**DIRECTIONS FOR THIS TASK:** Emit the data below verbatim, stripping out any pictures.

_ _ _

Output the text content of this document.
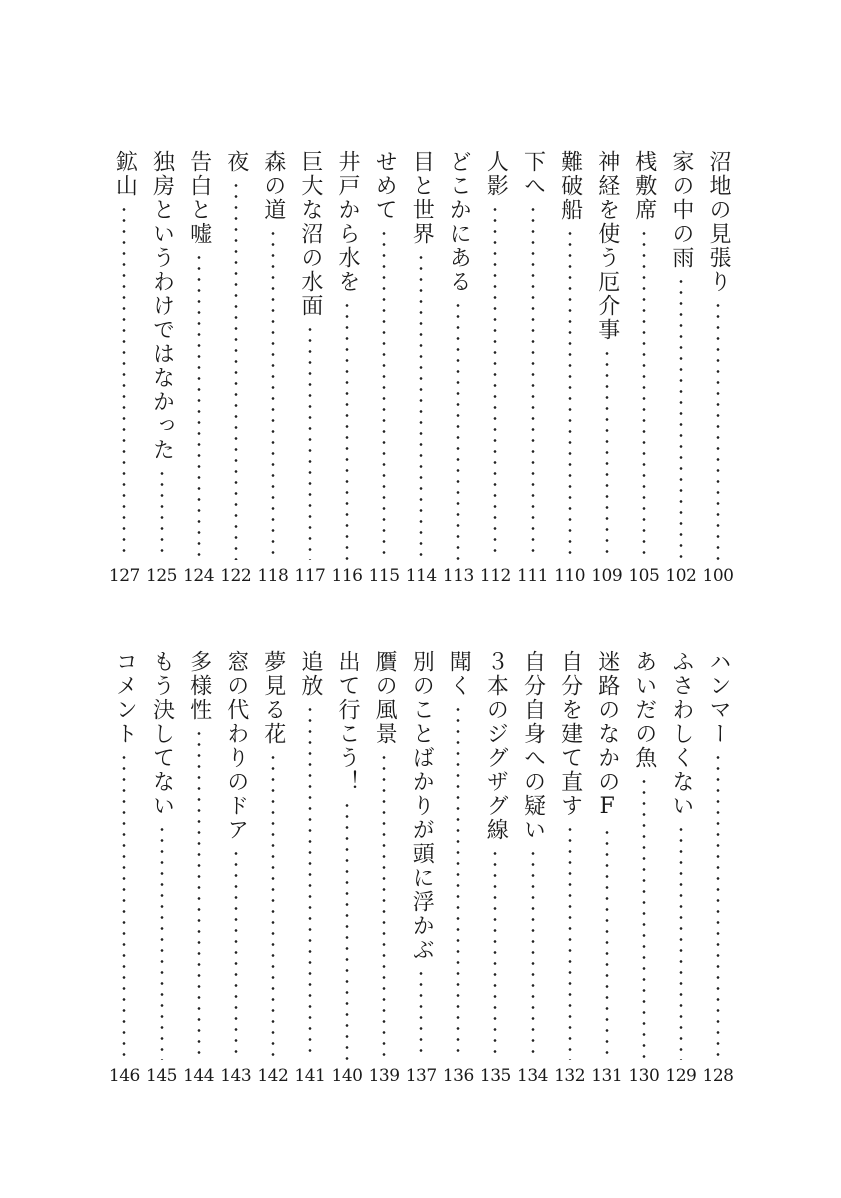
沼地の見張り
100
家の中の雨
102
桟敷席
105
神経を使う厄介事
109
難破船
110
下へ
111
人影
112
どこかにある
113
目と世界
114
せめて
115
井戸から水を
116
巨大な沼の水面
117
森の道
118
夜
122
告白と嘘
124
独房というわけではなかった
125
鉱山
127
ハンマー
128
ふさわしくない
129
あいだの魚
130
迷路のなかのF
131
自分を建て直す
132
自分自身への疑い
134
３本のジグザグ線
135
聞く
136
別のことばかりが頭に浮かぶ
137
贋の風景
139
出て行こう！
140
追放
141
夢見る花
142
窓の代わりのドア
143
多様性
144
もう決してない
145
コメント
146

_ _ _

**SOLUTION TO THIS EXERCISE:**
Output the text content of this document.
沼地の見張り
100
家の中の雨
102
桟敷席
105
神経を使う厄介事
109
難破船
110
下へ
111
人影
112
どこかにある
113
目と世界
114
せめて
115
井戸から水を
116
巨大な沼の水面
117
森の道
118
夜
122
告白と嘘
124
独房というわけではなかった
125
鉱山
127
ハンマー
128
ふさわしくない
129
あいだの魚
130
迷路のなかのF
131
自分を建て直す
132
自分自身への疑い
134
３本のジグザグ線
135
聞く
136
別のことばかりが頭に浮かぶ
137
贋の風景
139
出て行こう！
140
追放
141
夢見る花
142
窓の代わりのドア
143
多様性
144
もう決してない
145
コメント
146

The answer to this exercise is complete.